── DATA PROVIDED ──
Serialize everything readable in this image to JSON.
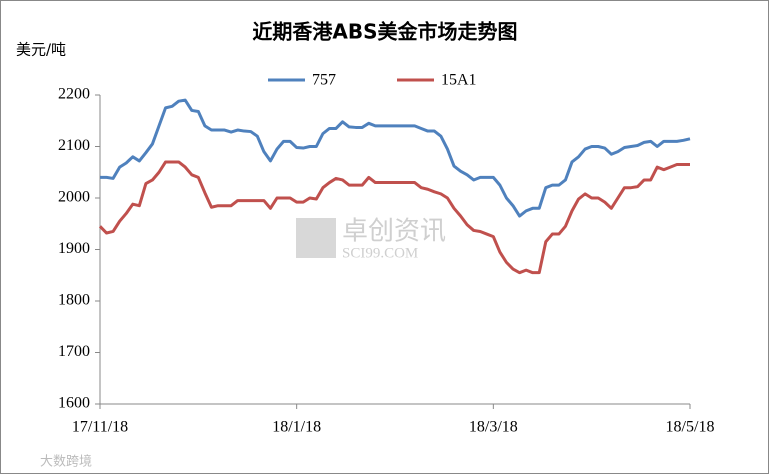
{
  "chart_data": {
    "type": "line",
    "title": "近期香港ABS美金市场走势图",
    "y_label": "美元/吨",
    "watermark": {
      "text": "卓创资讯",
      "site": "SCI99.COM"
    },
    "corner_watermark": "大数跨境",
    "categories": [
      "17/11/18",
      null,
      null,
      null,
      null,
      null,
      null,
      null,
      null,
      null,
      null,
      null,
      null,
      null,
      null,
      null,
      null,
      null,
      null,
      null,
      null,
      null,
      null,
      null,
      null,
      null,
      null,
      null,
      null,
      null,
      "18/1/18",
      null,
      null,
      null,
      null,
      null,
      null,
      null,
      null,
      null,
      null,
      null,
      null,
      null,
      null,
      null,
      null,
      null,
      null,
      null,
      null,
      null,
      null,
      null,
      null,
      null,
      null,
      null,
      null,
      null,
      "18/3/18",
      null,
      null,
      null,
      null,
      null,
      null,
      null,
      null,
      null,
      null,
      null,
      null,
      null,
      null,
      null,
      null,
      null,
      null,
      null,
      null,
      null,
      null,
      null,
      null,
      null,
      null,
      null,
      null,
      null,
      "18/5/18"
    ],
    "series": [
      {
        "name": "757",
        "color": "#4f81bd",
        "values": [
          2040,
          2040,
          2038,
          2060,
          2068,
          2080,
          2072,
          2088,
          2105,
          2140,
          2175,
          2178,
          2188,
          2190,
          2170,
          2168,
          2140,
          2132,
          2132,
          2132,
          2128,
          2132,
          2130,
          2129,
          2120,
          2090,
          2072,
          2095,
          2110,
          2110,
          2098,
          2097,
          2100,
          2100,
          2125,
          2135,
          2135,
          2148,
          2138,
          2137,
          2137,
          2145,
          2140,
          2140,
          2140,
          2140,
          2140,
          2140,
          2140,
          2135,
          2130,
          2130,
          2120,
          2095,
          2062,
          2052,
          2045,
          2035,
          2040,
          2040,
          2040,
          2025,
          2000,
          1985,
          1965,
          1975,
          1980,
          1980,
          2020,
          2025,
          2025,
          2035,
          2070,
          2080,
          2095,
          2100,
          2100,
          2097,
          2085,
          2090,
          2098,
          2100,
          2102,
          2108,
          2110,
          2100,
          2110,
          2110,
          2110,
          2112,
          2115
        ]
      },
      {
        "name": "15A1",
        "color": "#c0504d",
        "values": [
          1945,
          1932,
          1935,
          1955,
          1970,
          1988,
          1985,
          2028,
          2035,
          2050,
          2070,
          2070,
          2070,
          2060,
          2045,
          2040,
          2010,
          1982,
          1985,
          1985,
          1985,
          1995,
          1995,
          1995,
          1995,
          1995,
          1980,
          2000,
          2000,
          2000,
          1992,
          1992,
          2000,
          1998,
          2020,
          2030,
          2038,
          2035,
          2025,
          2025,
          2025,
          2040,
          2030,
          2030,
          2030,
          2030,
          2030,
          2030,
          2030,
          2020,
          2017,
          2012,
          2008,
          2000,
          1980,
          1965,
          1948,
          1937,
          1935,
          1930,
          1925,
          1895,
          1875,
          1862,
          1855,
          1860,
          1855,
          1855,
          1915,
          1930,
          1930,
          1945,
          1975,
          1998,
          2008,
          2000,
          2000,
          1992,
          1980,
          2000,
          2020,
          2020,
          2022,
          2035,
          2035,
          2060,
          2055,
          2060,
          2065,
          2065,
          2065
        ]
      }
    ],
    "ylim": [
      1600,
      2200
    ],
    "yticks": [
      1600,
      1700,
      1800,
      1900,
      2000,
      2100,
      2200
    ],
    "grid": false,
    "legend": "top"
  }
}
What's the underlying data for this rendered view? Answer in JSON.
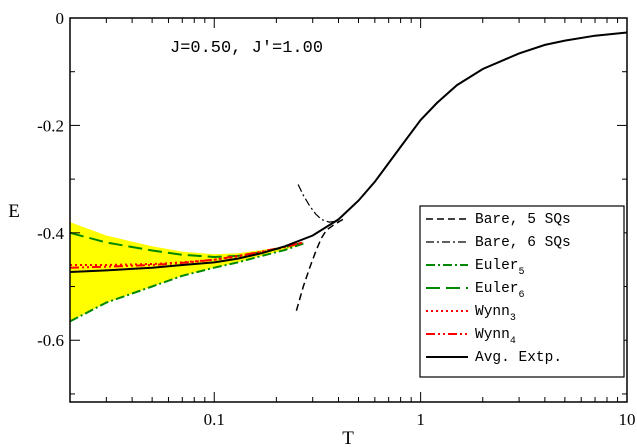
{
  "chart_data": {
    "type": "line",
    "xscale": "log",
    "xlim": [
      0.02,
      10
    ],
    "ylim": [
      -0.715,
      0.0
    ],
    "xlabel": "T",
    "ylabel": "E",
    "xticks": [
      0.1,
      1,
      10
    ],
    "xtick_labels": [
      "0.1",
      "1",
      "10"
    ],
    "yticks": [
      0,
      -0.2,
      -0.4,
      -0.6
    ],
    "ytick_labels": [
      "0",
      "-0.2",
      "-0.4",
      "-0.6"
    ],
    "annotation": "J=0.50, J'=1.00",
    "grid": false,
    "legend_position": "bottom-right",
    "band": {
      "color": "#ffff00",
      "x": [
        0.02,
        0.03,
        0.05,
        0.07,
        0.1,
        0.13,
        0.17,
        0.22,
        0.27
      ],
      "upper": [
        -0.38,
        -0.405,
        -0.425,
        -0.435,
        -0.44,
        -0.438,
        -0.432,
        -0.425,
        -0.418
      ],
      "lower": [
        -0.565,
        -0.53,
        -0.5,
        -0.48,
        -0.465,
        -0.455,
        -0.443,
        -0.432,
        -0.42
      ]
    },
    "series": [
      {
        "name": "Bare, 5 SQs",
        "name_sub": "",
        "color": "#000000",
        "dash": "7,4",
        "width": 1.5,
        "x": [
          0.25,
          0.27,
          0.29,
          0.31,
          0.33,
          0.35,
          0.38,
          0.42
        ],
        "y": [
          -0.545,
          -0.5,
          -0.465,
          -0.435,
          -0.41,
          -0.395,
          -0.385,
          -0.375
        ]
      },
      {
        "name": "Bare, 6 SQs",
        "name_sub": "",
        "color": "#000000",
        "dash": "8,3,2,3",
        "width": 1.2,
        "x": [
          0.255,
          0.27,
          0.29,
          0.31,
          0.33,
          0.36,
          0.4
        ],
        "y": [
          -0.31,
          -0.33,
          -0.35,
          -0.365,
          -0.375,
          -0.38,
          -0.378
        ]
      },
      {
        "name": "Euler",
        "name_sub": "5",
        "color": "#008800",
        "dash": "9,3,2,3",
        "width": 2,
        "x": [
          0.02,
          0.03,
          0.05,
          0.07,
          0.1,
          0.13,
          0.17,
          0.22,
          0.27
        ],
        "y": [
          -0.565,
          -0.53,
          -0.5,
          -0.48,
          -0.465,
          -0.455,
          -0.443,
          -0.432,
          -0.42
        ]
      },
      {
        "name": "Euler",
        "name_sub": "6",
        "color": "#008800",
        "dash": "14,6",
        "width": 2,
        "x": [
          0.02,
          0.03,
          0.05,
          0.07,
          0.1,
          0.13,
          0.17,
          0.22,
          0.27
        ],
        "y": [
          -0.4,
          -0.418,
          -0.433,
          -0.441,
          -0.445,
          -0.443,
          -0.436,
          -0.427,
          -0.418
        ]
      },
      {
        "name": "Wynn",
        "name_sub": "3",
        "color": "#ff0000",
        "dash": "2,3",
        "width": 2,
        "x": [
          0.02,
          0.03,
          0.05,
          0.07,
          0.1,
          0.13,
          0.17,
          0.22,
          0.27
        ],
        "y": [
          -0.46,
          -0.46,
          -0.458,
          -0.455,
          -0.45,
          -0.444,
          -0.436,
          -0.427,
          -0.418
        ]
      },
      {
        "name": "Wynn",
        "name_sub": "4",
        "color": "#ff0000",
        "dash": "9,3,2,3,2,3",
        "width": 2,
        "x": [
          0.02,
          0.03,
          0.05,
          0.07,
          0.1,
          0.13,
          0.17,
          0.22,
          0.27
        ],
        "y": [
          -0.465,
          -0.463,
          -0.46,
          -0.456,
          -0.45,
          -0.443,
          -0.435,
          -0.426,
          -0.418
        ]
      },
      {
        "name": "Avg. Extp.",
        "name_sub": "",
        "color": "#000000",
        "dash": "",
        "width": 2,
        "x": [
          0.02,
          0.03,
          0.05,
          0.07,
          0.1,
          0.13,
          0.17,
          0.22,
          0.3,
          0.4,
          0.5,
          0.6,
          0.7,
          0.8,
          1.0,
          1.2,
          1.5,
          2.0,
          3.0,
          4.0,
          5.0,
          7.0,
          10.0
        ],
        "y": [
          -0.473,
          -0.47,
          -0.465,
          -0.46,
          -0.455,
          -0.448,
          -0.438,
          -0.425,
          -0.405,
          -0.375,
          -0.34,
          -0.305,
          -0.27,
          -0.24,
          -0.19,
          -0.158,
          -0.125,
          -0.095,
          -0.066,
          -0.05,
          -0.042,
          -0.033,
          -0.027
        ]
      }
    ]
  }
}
───
> [INSTRUCTIONS TO FOLLOW]:
Search the records for the word "dash", then list every line that has it.

> [OUTPUT FOR THIS TASK]:
        "dash": "7,4",
        "dash": "8,3,2,3",
        "dash": "9,3,2,3",
        "dash": "14,6",
        "dash": "2,3",
        "dash": "9,3,2,3,2,3",
        "dash": "",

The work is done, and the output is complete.